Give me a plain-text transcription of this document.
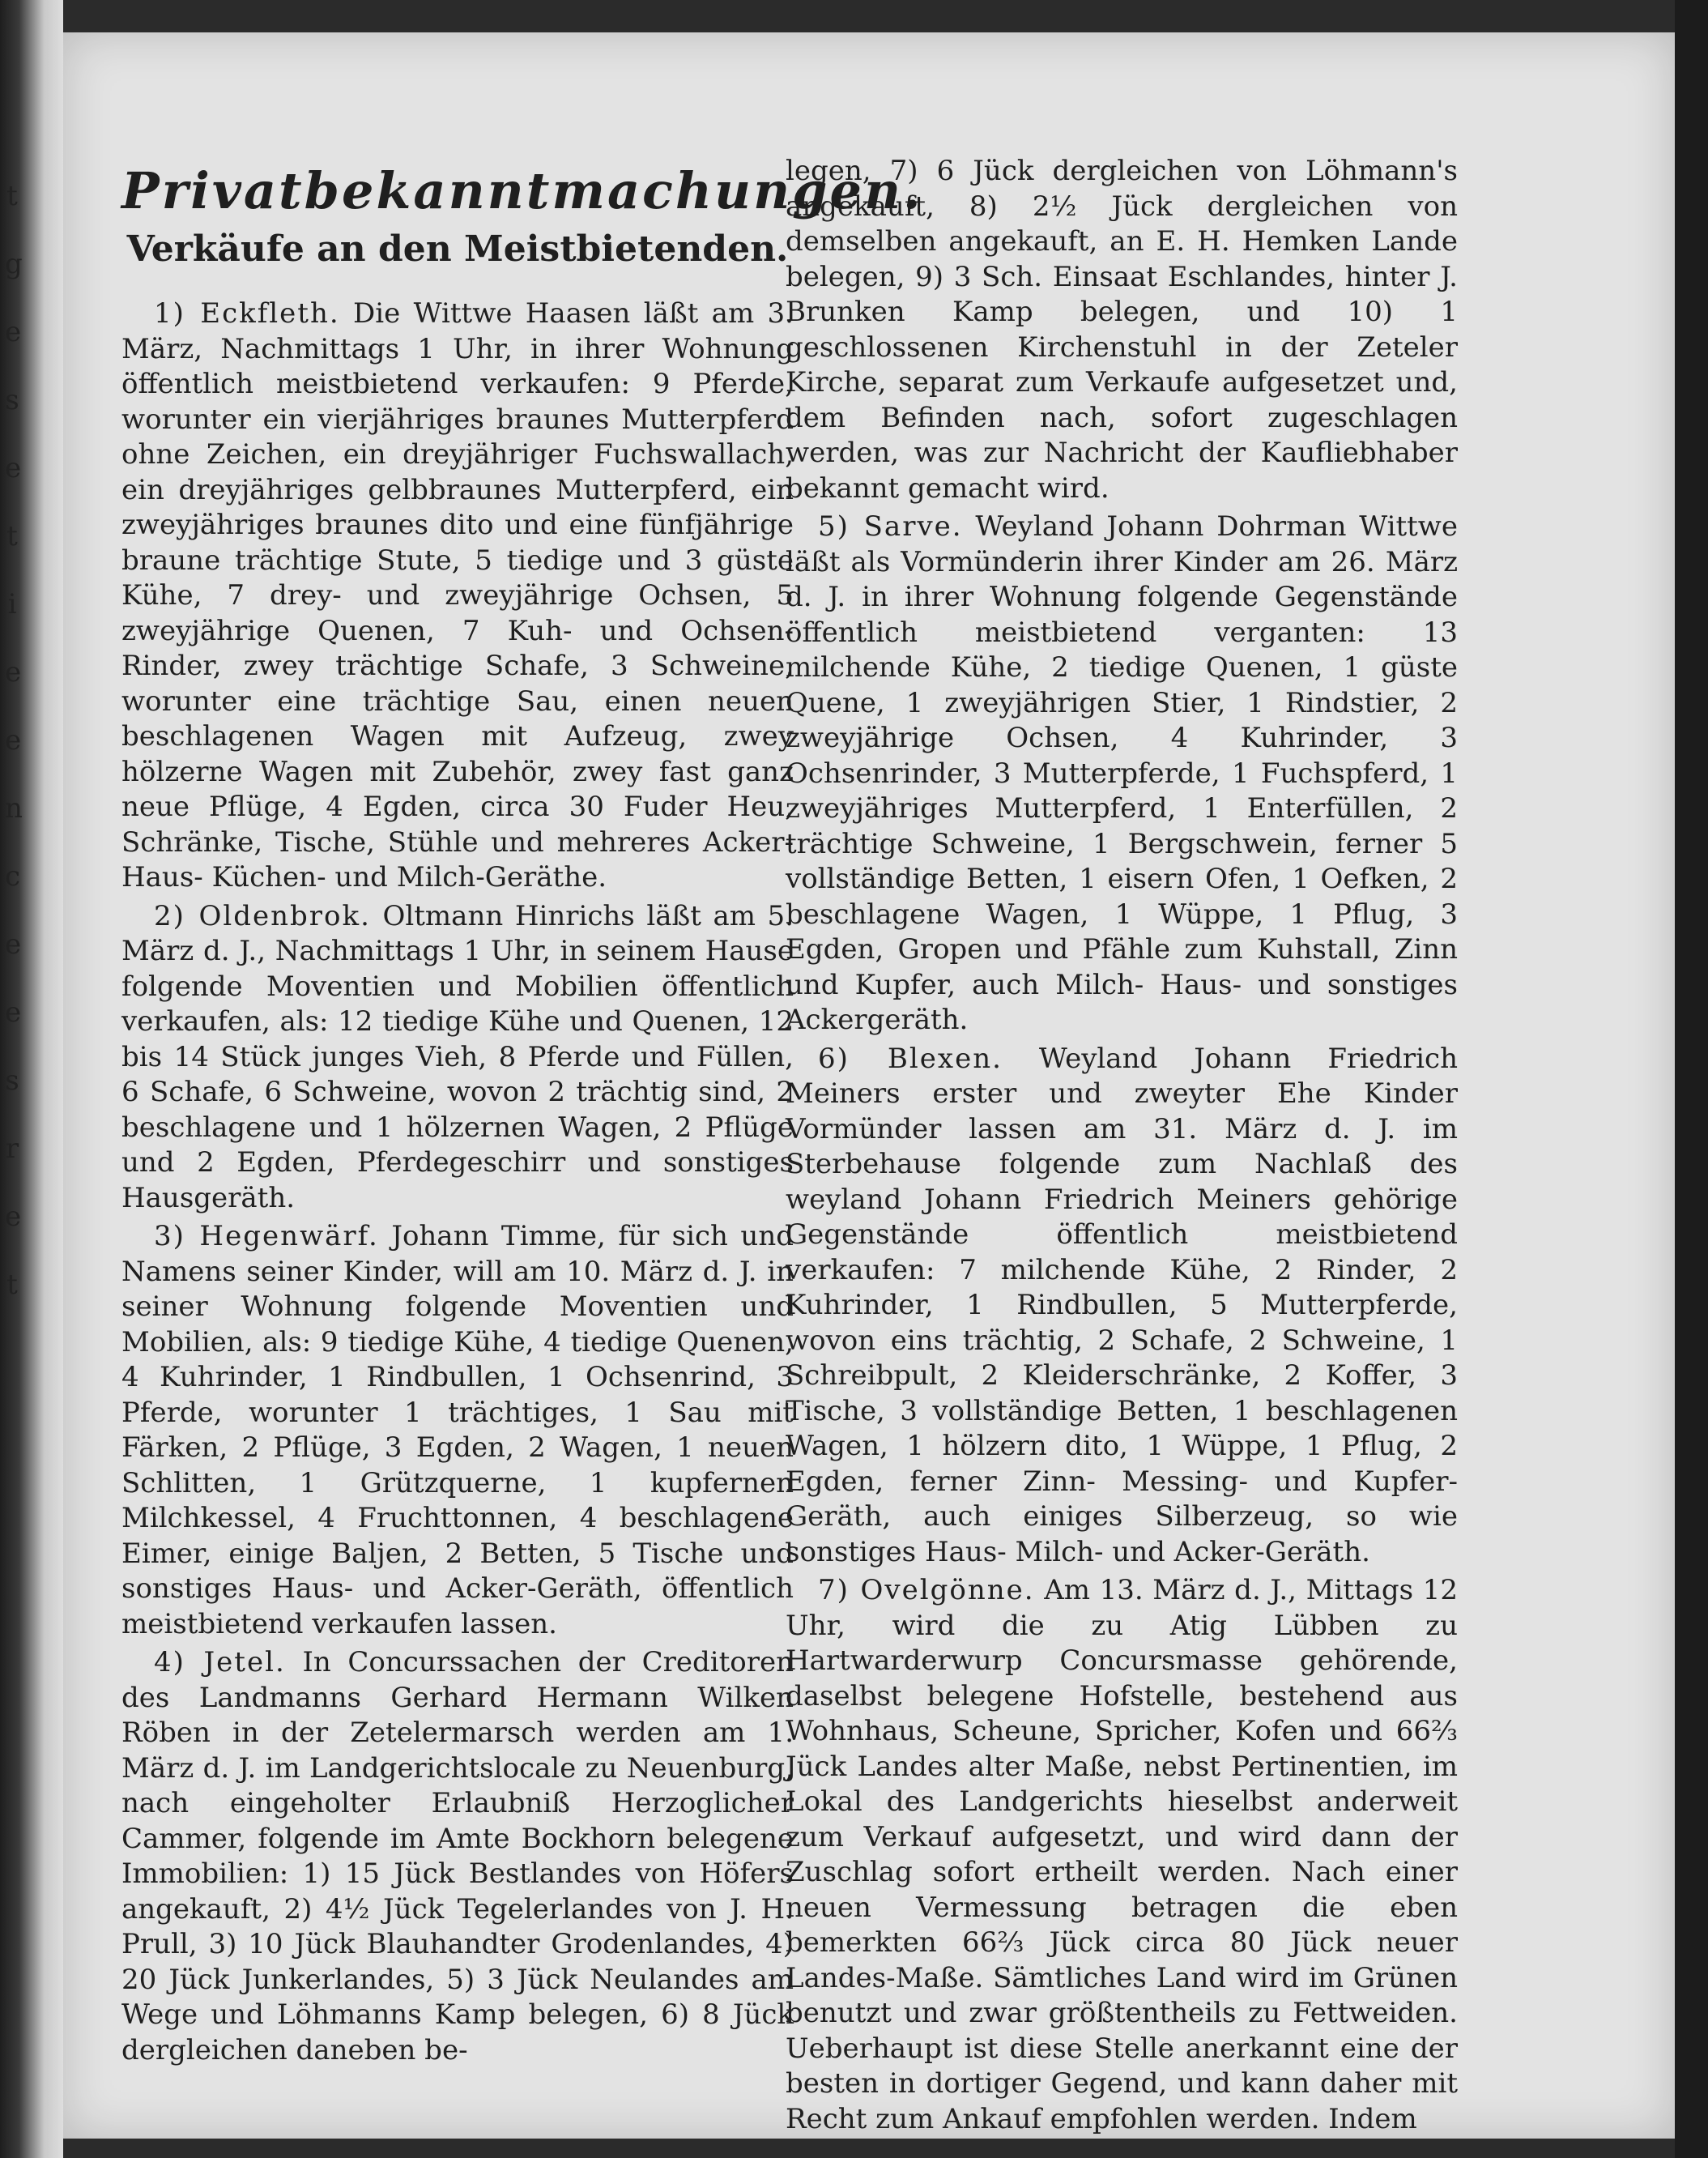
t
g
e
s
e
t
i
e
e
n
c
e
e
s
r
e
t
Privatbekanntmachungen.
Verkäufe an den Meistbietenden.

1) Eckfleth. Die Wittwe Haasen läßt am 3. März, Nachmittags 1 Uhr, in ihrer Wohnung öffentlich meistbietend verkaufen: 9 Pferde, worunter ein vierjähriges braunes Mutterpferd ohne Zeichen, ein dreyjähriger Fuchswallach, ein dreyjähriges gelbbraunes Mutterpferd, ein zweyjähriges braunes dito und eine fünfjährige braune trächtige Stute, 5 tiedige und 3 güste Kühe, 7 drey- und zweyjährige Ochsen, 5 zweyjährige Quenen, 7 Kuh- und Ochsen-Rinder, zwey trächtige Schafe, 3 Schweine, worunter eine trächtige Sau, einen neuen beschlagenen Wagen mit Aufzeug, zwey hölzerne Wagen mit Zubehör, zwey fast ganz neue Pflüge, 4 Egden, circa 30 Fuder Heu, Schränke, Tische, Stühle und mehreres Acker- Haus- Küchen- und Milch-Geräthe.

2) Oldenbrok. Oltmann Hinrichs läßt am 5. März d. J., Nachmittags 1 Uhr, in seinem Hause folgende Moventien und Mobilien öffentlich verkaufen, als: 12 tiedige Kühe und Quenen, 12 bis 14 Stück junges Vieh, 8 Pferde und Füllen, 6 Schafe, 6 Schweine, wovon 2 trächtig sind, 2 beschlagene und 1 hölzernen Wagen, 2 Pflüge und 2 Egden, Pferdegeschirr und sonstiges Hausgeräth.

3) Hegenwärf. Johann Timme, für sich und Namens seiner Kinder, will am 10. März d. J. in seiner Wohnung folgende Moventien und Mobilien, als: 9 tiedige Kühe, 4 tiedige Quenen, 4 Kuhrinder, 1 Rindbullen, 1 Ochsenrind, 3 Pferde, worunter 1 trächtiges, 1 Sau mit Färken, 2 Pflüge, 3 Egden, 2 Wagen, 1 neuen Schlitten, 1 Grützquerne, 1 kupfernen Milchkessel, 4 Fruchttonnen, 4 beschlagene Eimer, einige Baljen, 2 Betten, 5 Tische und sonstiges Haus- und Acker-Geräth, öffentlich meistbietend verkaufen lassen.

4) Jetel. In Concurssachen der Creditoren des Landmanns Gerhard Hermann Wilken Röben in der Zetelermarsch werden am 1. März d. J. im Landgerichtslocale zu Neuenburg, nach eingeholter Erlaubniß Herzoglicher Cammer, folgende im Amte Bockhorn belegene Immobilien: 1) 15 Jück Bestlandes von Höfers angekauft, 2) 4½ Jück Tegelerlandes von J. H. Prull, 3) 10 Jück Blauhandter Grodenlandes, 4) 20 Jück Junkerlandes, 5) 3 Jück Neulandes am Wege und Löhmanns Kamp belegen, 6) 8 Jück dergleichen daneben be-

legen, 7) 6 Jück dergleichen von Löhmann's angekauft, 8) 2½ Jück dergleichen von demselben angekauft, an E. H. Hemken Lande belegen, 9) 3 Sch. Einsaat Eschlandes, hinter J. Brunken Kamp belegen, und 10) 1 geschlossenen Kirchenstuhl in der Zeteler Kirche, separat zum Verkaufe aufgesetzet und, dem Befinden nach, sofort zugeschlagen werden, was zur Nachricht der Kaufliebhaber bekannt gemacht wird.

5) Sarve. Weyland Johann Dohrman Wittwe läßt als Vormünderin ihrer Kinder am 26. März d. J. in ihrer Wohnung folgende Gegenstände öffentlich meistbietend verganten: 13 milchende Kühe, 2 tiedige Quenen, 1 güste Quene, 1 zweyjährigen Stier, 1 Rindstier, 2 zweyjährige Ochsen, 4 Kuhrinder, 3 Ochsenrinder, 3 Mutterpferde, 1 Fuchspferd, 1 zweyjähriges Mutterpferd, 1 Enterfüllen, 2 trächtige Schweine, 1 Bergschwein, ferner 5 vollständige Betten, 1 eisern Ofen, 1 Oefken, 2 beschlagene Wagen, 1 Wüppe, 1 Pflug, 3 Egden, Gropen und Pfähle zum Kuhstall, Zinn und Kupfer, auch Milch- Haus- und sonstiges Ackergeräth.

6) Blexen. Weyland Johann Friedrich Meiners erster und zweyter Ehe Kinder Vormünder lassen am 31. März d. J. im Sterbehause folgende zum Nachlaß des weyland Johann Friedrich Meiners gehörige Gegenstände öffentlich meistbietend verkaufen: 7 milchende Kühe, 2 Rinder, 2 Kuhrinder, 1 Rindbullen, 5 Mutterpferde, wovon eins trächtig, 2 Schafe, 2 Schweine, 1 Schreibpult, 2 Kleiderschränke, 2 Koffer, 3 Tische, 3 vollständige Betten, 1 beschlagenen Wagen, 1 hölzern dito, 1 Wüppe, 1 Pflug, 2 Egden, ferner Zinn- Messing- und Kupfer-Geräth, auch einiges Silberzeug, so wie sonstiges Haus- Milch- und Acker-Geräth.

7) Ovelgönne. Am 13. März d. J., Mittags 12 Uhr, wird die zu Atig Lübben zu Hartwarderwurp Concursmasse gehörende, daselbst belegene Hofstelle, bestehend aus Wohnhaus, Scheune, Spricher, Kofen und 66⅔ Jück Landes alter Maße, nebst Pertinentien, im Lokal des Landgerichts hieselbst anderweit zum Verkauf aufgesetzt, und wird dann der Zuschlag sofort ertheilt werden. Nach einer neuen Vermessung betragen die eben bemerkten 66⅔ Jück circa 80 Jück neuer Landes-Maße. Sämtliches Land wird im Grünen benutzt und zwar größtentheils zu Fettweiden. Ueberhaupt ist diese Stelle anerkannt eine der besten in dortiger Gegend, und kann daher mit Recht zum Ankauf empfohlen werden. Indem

» **Given instruction**:
Restate the records word for word, omitting images.

» **Exercise answer**:
Give me a plain-text transcription of this document.
t
g
e
s
e
t
i
e
e
n
c
e
e
s
r
e
t
Privatbekanntmachungen.
Verkäufe an den Meistbietenden.

1) Eckfleth. Die Wittwe Haasen läßt am 3. März, Nachmittags 1 Uhr, in ihrer Wohnung öffentlich meistbietend verkaufen: 9 Pferde, worunter ein vierjähriges braunes Mutterpferd ohne Zeichen, ein dreyjähriger Fuchswallach, ein dreyjähriges gelbbraunes Mutterpferd, ein zweyjähriges braunes dito und eine fünfjährige braune trächtige Stute, 5 tiedige und 3 güste Kühe, 7 drey- und zweyjährige Ochsen, 5 zweyjährige Quenen, 7 Kuh- und Ochsen-Rinder, zwey trächtige Schafe, 3 Schweine, worunter eine trächtige Sau, einen neuen beschlagenen Wagen mit Aufzeug, zwey hölzerne Wagen mit Zubehör, zwey fast ganz neue Pflüge, 4 Egden, circa 30 Fuder Heu, Schränke, Tische, Stühle und mehreres Acker- Haus- Küchen- und Milch-Geräthe.

2) Oldenbrok. Oltmann Hinrichs läßt am 5. März d. J., Nachmittags 1 Uhr, in seinem Hause folgende Moventien und Mobilien öffentlich verkaufen, als: 12 tiedige Kühe und Quenen, 12 bis 14 Stück junges Vieh, 8 Pferde und Füllen, 6 Schafe, 6 Schweine, wovon 2 trächtig sind, 2 beschlagene und 1 hölzernen Wagen, 2 Pflüge und 2 Egden, Pferdegeschirr und sonstiges Hausgeräth.

3) Hegenwärf. Johann Timme, für sich und Namens seiner Kinder, will am 10. März d. J. in seiner Wohnung folgende Moventien und Mobilien, als: 9 tiedige Kühe, 4 tiedige Quenen, 4 Kuhrinder, 1 Rindbullen, 1 Ochsenrind, 3 Pferde, worunter 1 trächtiges, 1 Sau mit Färken, 2 Pflüge, 3 Egden, 2 Wagen, 1 neuen Schlitten, 1 Grützquerne, 1 kupfernen Milchkessel, 4 Fruchttonnen, 4 beschlagene Eimer, einige Baljen, 2 Betten, 5 Tische und sonstiges Haus- und Acker-Geräth, öffentlich meistbietend verkaufen lassen.

4) Jetel. In Concurssachen der Creditoren des Landmanns Gerhard Hermann Wilken Röben in der Zetelermarsch werden am 1. März d. J. im Landgerichtslocale zu Neuenburg, nach eingeholter Erlaubniß Herzoglicher Cammer, folgende im Amte Bockhorn belegene Immobilien: 1) 15 Jück Bestlandes von Höfers angekauft, 2) 4½ Jück Tegelerlandes von J. H. Prull, 3) 10 Jück Blauhandter Grodenlandes, 4) 20 Jück Junkerlandes, 5) 3 Jück Neulandes am Wege und Löhmanns Kamp belegen, 6) 8 Jück dergleichen daneben be-

legen, 7) 6 Jück dergleichen von Löhmann's angekauft, 8) 2½ Jück dergleichen von demselben angekauft, an E. H. Hemken Lande belegen, 9) 3 Sch. Einsaat Eschlandes, hinter J. Brunken Kamp belegen, und 10) 1 geschlossenen Kirchenstuhl in der Zeteler Kirche, separat zum Verkaufe aufgesetzet und, dem Befinden nach, sofort zugeschlagen werden, was zur Nachricht der Kaufliebhaber bekannt gemacht wird.

5) Sarve. Weyland Johann Dohrman Wittwe läßt als Vormünderin ihrer Kinder am 26. März d. J. in ihrer Wohnung folgende Gegenstände öffentlich meistbietend verganten: 13 milchende Kühe, 2 tiedige Quenen, 1 güste Quene, 1 zweyjährigen Stier, 1 Rindstier, 2 zweyjährige Ochsen, 4 Kuhrinder, 3 Ochsenrinder, 3 Mutterpferde, 1 Fuchspferd, 1 zweyjähriges Mutterpferd, 1 Enterfüllen, 2 trächtige Schweine, 1 Bergschwein, ferner 5 vollständige Betten, 1 eisern Ofen, 1 Oefken, 2 beschlagene Wagen, 1 Wüppe, 1 Pflug, 3 Egden, Gropen und Pfähle zum Kuhstall, Zinn und Kupfer, auch Milch- Haus- und sonstiges Ackergeräth.

6) Blexen. Weyland Johann Friedrich Meiners erster und zweyter Ehe Kinder Vormünder lassen am 31. März d. J. im Sterbehause folgende zum Nachlaß des weyland Johann Friedrich Meiners gehörige Gegenstände öffentlich meistbietend verkaufen: 7 milchende Kühe, 2 Rinder, 2 Kuhrinder, 1 Rindbullen, 5 Mutterpferde, wovon eins trächtig, 2 Schafe, 2 Schweine, 1 Schreibpult, 2 Kleiderschränke, 2 Koffer, 3 Tische, 3 vollständige Betten, 1 beschlagenen Wagen, 1 hölzern dito, 1 Wüppe, 1 Pflug, 2 Egden, ferner Zinn- Messing- und Kupfer-Geräth, auch einiges Silberzeug, so wie sonstiges Haus- Milch- und Acker-Geräth.

7) Ovelgönne. Am 13. März d. J., Mittags 12 Uhr, wird die zu Atig Lübben zu Hartwarderwurp Concursmasse gehörende, daselbst belegene Hofstelle, bestehend aus Wohnhaus, Scheune, Spricher, Kofen und 66⅔ Jück Landes alter Maße, nebst Pertinentien, im Lokal des Landgerichts hieselbst anderweit zum Verkauf aufgesetzt, und wird dann der Zuschlag sofort ertheilt werden. Nach einer neuen Vermessung betragen die eben bemerkten 66⅔ Jück circa 80 Jück neuer Landes-Maße. Sämtliches Land wird im Grünen benutzt und zwar größtentheils zu Fettweiden. Ueberhaupt ist diese Stelle anerkannt eine der besten in dortiger Gegend, und kann daher mit Recht zum Ankauf empfohlen werden. Indem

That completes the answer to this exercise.